- WHAT IS BEING ASKED -
Transcribe the material verbatim in full; the pictures do not belong in the copy.

- RECORDED INFORMATION -
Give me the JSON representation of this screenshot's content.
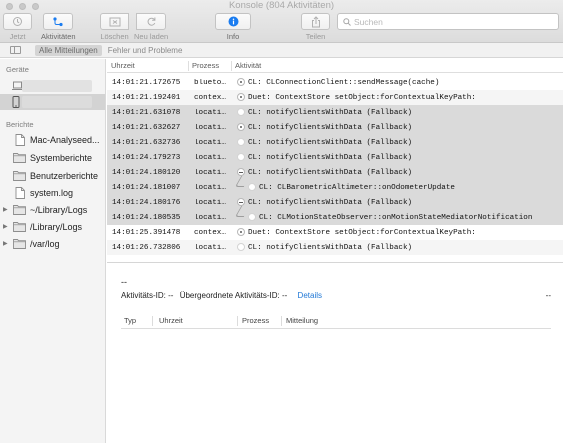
{
  "window": {
    "title": "Konsole (804 Aktivitäten)"
  },
  "toolbar": {
    "now_label": "Jetzt",
    "activities_label": "Aktivitäten",
    "clear_label": "Löschen",
    "reload_label": "Neu laden",
    "info_label": "Info",
    "share_label": "Teilen",
    "search_placeholder": "Suchen",
    "accent_color": "#1a7cf0"
  },
  "filterbar": {
    "all_messages": "Alle Mitteilungen",
    "errors_faults": "Fehler und Probleme"
  },
  "sidebar": {
    "devices_heading": "Geräte",
    "reports_heading": "Berichte",
    "items": [
      {
        "label": "Mac-Analyseed...",
        "icon": "document-icon"
      },
      {
        "label": "Systemberichte",
        "icon": "folder-icon"
      },
      {
        "label": "Benutzerberichte",
        "icon": "folder-icon"
      },
      {
        "label": "system.log",
        "icon": "document-icon"
      },
      {
        "label": "~/Library/Logs",
        "icon": "folder-icon"
      },
      {
        "label": "/Library/Logs",
        "icon": "folder-icon"
      },
      {
        "label": "/var/log",
        "icon": "folder-icon"
      }
    ]
  },
  "log": {
    "columns": {
      "time": "Uhrzeit",
      "process": "Prozess",
      "activity": "Aktivität"
    },
    "rows": [
      {
        "time": "14:01:21.172675",
        "process": "blueto…",
        "message": "CL: CLConnectionClient::sendMessage(cache)",
        "indicator": "filled",
        "depth": 0,
        "shade": "white"
      },
      {
        "time": "14:01:21.192401",
        "process": "contex…",
        "message": "Duet: ContextStore setObject:forContextualKeyPath:",
        "indicator": "filled",
        "depth": 0,
        "shade": "light"
      },
      {
        "time": "14:01:21.631078",
        "process": "locati…",
        "message": "CL: notifyClientsWithData (Fallback)",
        "indicator": "empty",
        "depth": 0,
        "shade": "grey"
      },
      {
        "time": "14:01:21.632627",
        "process": "locati…",
        "message": "CL: notifyClientsWithData (Fallback)",
        "indicator": "filled",
        "depth": 0,
        "shade": "grey"
      },
      {
        "time": "14:01:21.632736",
        "process": "locati…",
        "message": "CL: notifyClientsWithData (Fallback)",
        "indicator": "empty",
        "depth": 0,
        "shade": "grey"
      },
      {
        "time": "14:01:24.179273",
        "process": "locati…",
        "message": "CL: notifyClientsWithData (Fallback)",
        "indicator": "empty",
        "depth": 0,
        "shade": "grey"
      },
      {
        "time": "14:01:24.180120",
        "process": "locati…",
        "message": "CL: notifyClientsWithData (Fallback)",
        "indicator": "minus",
        "depth": 0,
        "shade": "grey"
      },
      {
        "time": "14:01:24.181007",
        "process": "locati…",
        "message": "CL: CLBarometricAltimeter::onOdometerUpdate",
        "indicator": "empty",
        "depth": 1,
        "shade": "grey"
      },
      {
        "time": "14:01:24.180176",
        "process": "locati…",
        "message": "CL: notifyClientsWithData (Fallback)",
        "indicator": "minus",
        "depth": 0,
        "shade": "grey"
      },
      {
        "time": "14:01:24.180535",
        "process": "locati…",
        "message": "CL: CLMotionStateObserver::onMotionStateMediatorNotification",
        "indicator": "empty",
        "depth": 1,
        "shade": "grey"
      },
      {
        "time": "14:01:25.391478",
        "process": "contex…",
        "message": "Duet: ContextStore setObject:forContextualKeyPath:",
        "indicator": "filled",
        "depth": 0,
        "shade": "white"
      },
      {
        "time": "14:01:26.732806",
        "process": "locati…",
        "message": "CL: notifyClientsWithData (Fallback)",
        "indicator": "empty",
        "depth": 0,
        "shade": "light"
      }
    ]
  },
  "detail": {
    "placeholder": "--",
    "activity_id_label": "Aktivitäts-ID:",
    "activity_id_value": "--",
    "parent_id_label": "Übergeordnete Aktivitäts-ID:",
    "parent_id_value": "--",
    "details_link": "Details",
    "right_value": "--",
    "columns": {
      "type": "Typ",
      "time": "Uhrzeit",
      "process": "Prozess",
      "message": "Mitteilung"
    }
  }
}
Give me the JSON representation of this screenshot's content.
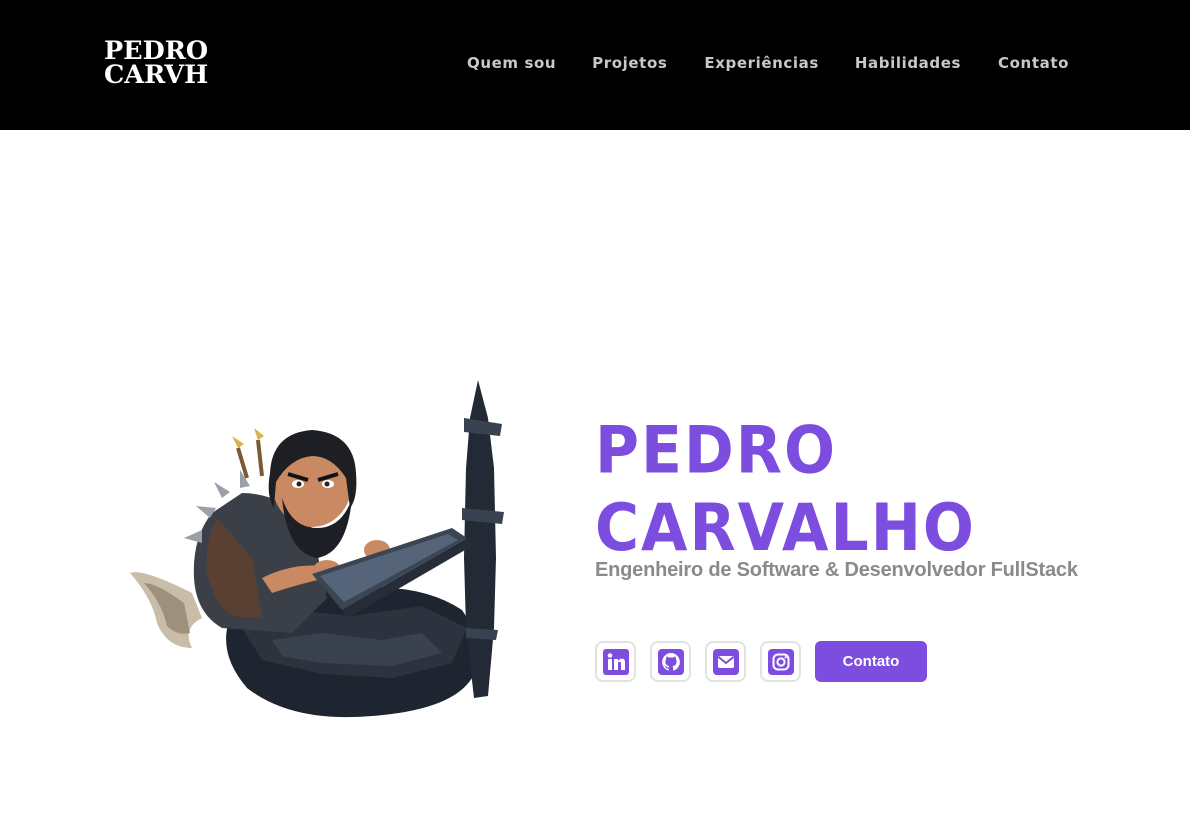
{
  "header": {
    "logo_line1": "PEDRO",
    "logo_line2": "CARVH",
    "nav": [
      {
        "label": "Quem sou"
      },
      {
        "label": "Projetos"
      },
      {
        "label": "Experiências"
      },
      {
        "label": "Habilidades"
      },
      {
        "label": "Contato"
      }
    ]
  },
  "hero": {
    "name_line1": "PEDRO",
    "name_line2": "CARVALHO",
    "subtitle": "Engenheiro de Software & Desenvolvedor FullStack",
    "socials": [
      {
        "icon": "linkedin-icon"
      },
      {
        "icon": "github-icon"
      },
      {
        "icon": "mail-icon"
      },
      {
        "icon": "instagram-icon"
      }
    ],
    "contact_button": "Contato"
  },
  "colors": {
    "accent": "#7c4ddf",
    "nav_bg": "#000000",
    "nav_text": "#c8c8c8",
    "subtitle": "#8a8a8a"
  }
}
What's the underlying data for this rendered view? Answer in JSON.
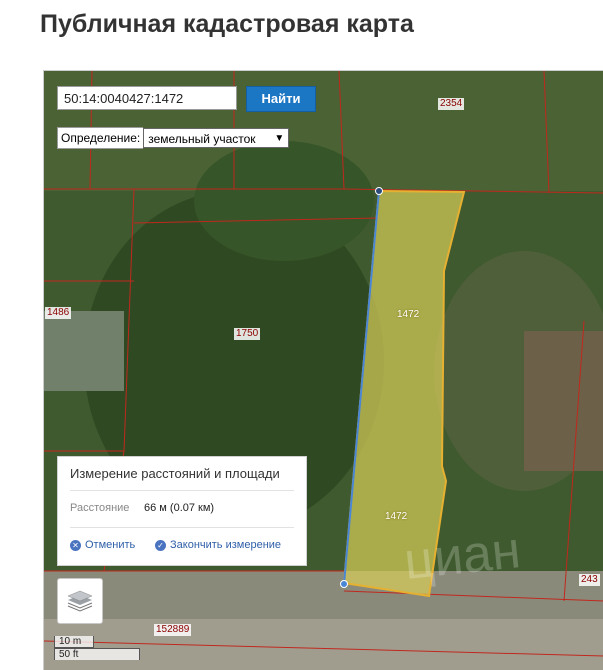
{
  "page": {
    "title": "Публичная кадастровая карта"
  },
  "search": {
    "value": "50:14:0040427:1472",
    "button_label": "Найти"
  },
  "definition": {
    "label": "Определение:",
    "selected": "земельный участок"
  },
  "parcels": [
    {
      "id": "2354"
    },
    {
      "id": "1486"
    },
    {
      "id": "1750"
    },
    {
      "id": "1472",
      "selected": true
    },
    {
      "id": "1472",
      "selected": true
    },
    {
      "id": "243"
    },
    {
      "id": "152889"
    }
  ],
  "measurement": {
    "title": "Измерение расстояний и площади",
    "distance_label": "Расстояние",
    "distance_value": "66 м (0.07 км)",
    "cancel_label": "Отменить",
    "finish_label": "Закончить измерение"
  },
  "scale": {
    "metric": "10 m",
    "imperial": "50 ft"
  },
  "colors": {
    "accent": "#1b76c4",
    "parcel_border": "#c0281e",
    "selected_fill": "#d8cf5a",
    "measure_line": "#4a86d6"
  }
}
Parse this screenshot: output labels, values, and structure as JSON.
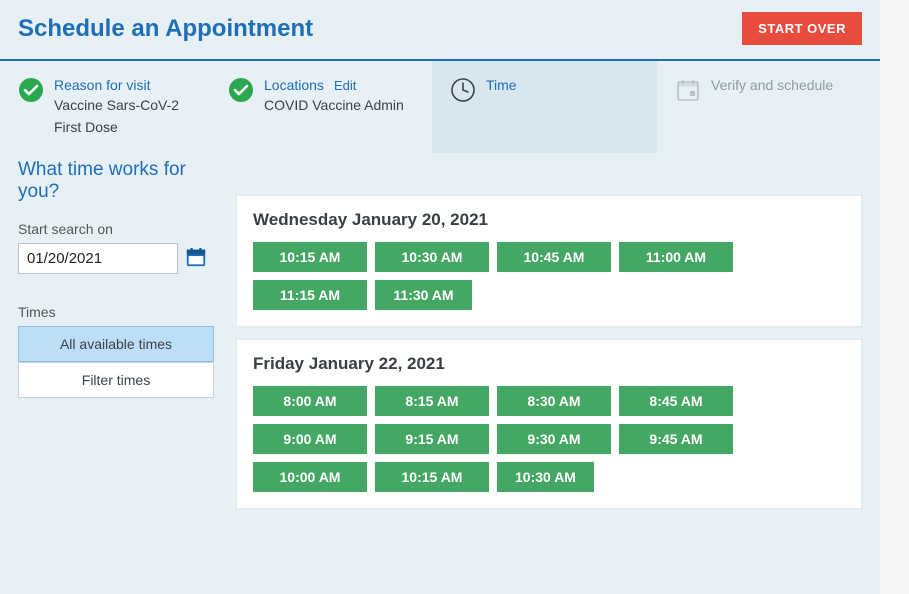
{
  "header": {
    "title": "Schedule an Appointment",
    "start_over": "START OVER"
  },
  "stepper": {
    "reason": {
      "title": "Reason for visit",
      "value_line1": "Vaccine Sars-CoV-2",
      "value_line2": "First Dose"
    },
    "locations": {
      "title": "Locations",
      "edit": "Edit",
      "value": "COVID Vaccine Admin"
    },
    "time": {
      "title": "Time"
    },
    "verify": {
      "title": "Verify and schedule"
    }
  },
  "sidebar": {
    "prompt": "What time works for you?",
    "search_label": "Start search on",
    "date_value": "01/20/2021",
    "times_label": "Times",
    "opt_all": "All available times",
    "opt_filter": "Filter times"
  },
  "results": {
    "days": [
      {
        "heading": "Wednesday January 20, 2021",
        "slots": [
          "10:15 AM",
          "10:30 AM",
          "10:45 AM",
          "11:00 AM",
          "11:15 AM",
          "11:30 AM"
        ]
      },
      {
        "heading": "Friday January 22, 2021",
        "slots": [
          "8:00 AM",
          "8:15 AM",
          "8:30 AM",
          "8:45 AM",
          "9:00 AM",
          "9:15 AM",
          "9:30 AM",
          "9:45 AM",
          "10:00 AM",
          "10:15 AM",
          "10:30 AM"
        ]
      }
    ]
  }
}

- RESPONSE TO THIS TASK -
Give me the JSON representation of this screenshot's content.
{
  "window": {
    "title": "Konsole (804 Aktivitäten)"
  },
  "toolbar": {
    "now_label": "Jetzt",
    "activities_label": "Aktivitäten",
    "clear_label": "Löschen",
    "reload_label": "Neu laden",
    "info_label": "Info",
    "share_label": "Teilen",
    "search_placeholder": "Suchen",
    "accent_color": "#1a7cf0"
  },
  "filterbar": {
    "all_messages": "Alle Mitteilungen",
    "errors_faults": "Fehler und Probleme"
  },
  "sidebar": {
    "devices_heading": "Geräte",
    "reports_heading": "Berichte",
    "items": [
      {
        "label": "Mac-Analyseed...",
        "icon": "document-icon"
      },
      {
        "label": "Systemberichte",
        "icon": "folder-icon"
      },
      {
        "label": "Benutzerberichte",
        "icon": "folder-icon"
      },
      {
        "label": "system.log",
        "icon": "document-icon"
      },
      {
        "label": "~/Library/Logs",
        "icon": "folder-icon"
      },
      {
        "label": "/Library/Logs",
        "icon": "folder-icon"
      },
      {
        "label": "/var/log",
        "icon": "folder-icon"
      }
    ]
  },
  "log": {
    "columns": {
      "time": "Uhrzeit",
      "process": "Prozess",
      "activity": "Aktivität"
    },
    "rows": [
      {
        "time": "14:01:21.172675",
        "process": "blueto…",
        "message": "CL: CLConnectionClient::sendMessage(cache)",
        "indicator": "filled",
        "depth": 0,
        "shade": "white"
      },
      {
        "time": "14:01:21.192401",
        "process": "contex…",
        "message": "Duet: ContextStore setObject:forContextualKeyPath:",
        "indicator": "filled",
        "depth": 0,
        "shade": "light"
      },
      {
        "time": "14:01:21.631078",
        "process": "locati…",
        "message": "CL: notifyClientsWithData (Fallback)",
        "indicator": "empty",
        "depth": 0,
        "shade": "grey"
      },
      {
        "time": "14:01:21.632627",
        "process": "locati…",
        "message": "CL: notifyClientsWithData (Fallback)",
        "indicator": "filled",
        "depth": 0,
        "shade": "grey"
      },
      {
        "time": "14:01:21.632736",
        "process": "locati…",
        "message": "CL: notifyClientsWithData (Fallback)",
        "indicator": "empty",
        "depth": 0,
        "shade": "grey"
      },
      {
        "time": "14:01:24.179273",
        "process": "locati…",
        "message": "CL: notifyClientsWithData (Fallback)",
        "indicator": "empty",
        "depth": 0,
        "shade": "grey"
      },
      {
        "time": "14:01:24.180120",
        "process": "locati…",
        "message": "CL: notifyClientsWithData (Fallback)",
        "indicator": "minus",
        "depth": 0,
        "shade": "grey"
      },
      {
        "time": "14:01:24.181007",
        "process": "locati…",
        "message": "CL: CLBarometricAltimeter::onOdometerUpdate",
        "indicator": "empty",
        "depth": 1,
        "shade": "grey"
      },
      {
        "time": "14:01:24.180176",
        "process": "locati…",
        "message": "CL: notifyClientsWithData (Fallback)",
        "indicator": "minus",
        "depth": 0,
        "shade": "grey"
      },
      {
        "time": "14:01:24.180535",
        "process": "locati…",
        "message": "CL: CLMotionStateObserver::onMotionStateMediatorNotification",
        "indicator": "empty",
        "depth": 1,
        "shade": "grey"
      },
      {
        "time": "14:01:25.391478",
        "process": "contex…",
        "message": "Duet: ContextStore setObject:forContextualKeyPath:",
        "indicator": "filled",
        "depth": 0,
        "shade": "white"
      },
      {
        "time": "14:01:26.732806",
        "process": "locati…",
        "message": "CL: notifyClientsWithData (Fallback)",
        "indicator": "empty",
        "depth": 0,
        "shade": "light"
      }
    ]
  },
  "detail": {
    "placeholder": "--",
    "activity_id_label": "Aktivitäts-ID:",
    "activity_id_value": "--",
    "parent_id_label": "Übergeordnete Aktivitäts-ID:",
    "parent_id_value": "--",
    "details_link": "Details",
    "right_value": "--",
    "columns": {
      "type": "Typ",
      "time": "Uhrzeit",
      "process": "Prozess",
      "message": "Mitteilung"
    }
  }
}
Give me the JSON representation of this screenshot's content.
{
  "header": {
    "logo_line1": "PEDRO",
    "logo_line2": "CARVH",
    "nav": [
      {
        "label": "Quem sou"
      },
      {
        "label": "Projetos"
      },
      {
        "label": "Experiências"
      },
      {
        "label": "Habilidades"
      },
      {
        "label": "Contato"
      }
    ]
  },
  "hero": {
    "name_line1": "PEDRO",
    "name_line2": "CARVALHO",
    "subtitle": "Engenheiro de Software & Desenvolvedor FullStack",
    "socials": [
      {
        "icon": "linkedin-icon"
      },
      {
        "icon": "github-icon"
      },
      {
        "icon": "mail-icon"
      },
      {
        "icon": "instagram-icon"
      }
    ],
    "contact_button": "Contato"
  },
  "colors": {
    "accent": "#7c4ddf",
    "nav_bg": "#000000",
    "nav_text": "#c8c8c8",
    "subtitle": "#8a8a8a"
  }
}
What's the underlying data for this rendered view? Answer in JSON.
{
  "page": {
    "title": "Публичная кадастровая карта"
  },
  "search": {
    "value": "50:14:0040427:1472",
    "button_label": "Найти"
  },
  "definition": {
    "label": "Определение:",
    "selected": "земельный участок"
  },
  "parcels": [
    {
      "id": "2354"
    },
    {
      "id": "1486"
    },
    {
      "id": "1750"
    },
    {
      "id": "1472",
      "selected": true
    },
    {
      "id": "1472",
      "selected": true
    },
    {
      "id": "243"
    },
    {
      "id": "152889"
    }
  ],
  "measurement": {
    "title": "Измерение расстояний и площади",
    "distance_label": "Расстояние",
    "distance_value": "66 м (0.07 км)",
    "cancel_label": "Отменить",
    "finish_label": "Закончить измерение"
  },
  "scale": {
    "metric": "10 m",
    "imperial": "50 ft"
  },
  "colors": {
    "accent": "#1b76c4",
    "parcel_border": "#c0281e",
    "selected_fill": "#d8cf5a",
    "measure_line": "#4a86d6"
  }
}
Parse this screenshot: output labels, values, and structure as JSON.
{
  "header": {
    "title": "Schedule an Appointment",
    "start_over": "START OVER"
  },
  "stepper": {
    "reason": {
      "title": "Reason for visit",
      "value_line1": "Vaccine Sars-CoV-2",
      "value_line2": "First Dose"
    },
    "locations": {
      "title": "Locations",
      "edit": "Edit",
      "value": "COVID Vaccine Admin"
    },
    "time": {
      "title": "Time"
    },
    "verify": {
      "title": "Verify and schedule"
    }
  },
  "sidebar": {
    "prompt": "What time works for you?",
    "search_label": "Start search on",
    "date_value": "01/20/2021",
    "times_label": "Times",
    "opt_all": "All available times",
    "opt_filter": "Filter times"
  },
  "results": {
    "days": [
      {
        "heading": "Wednesday January 20, 2021",
        "slots": [
          "10:15 AM",
          "10:30 AM",
          "10:45 AM",
          "11:00 AM",
          "11:15 AM",
          "11:30 AM"
        ]
      },
      {
        "heading": "Friday January 22, 2021",
        "slots": [
          "8:00 AM",
          "8:15 AM",
          "8:30 AM",
          "8:45 AM",
          "9:00 AM",
          "9:15 AM",
          "9:30 AM",
          "9:45 AM",
          "10:00 AM",
          "10:15 AM",
          "10:30 AM"
        ]
      }
    ]
  }
}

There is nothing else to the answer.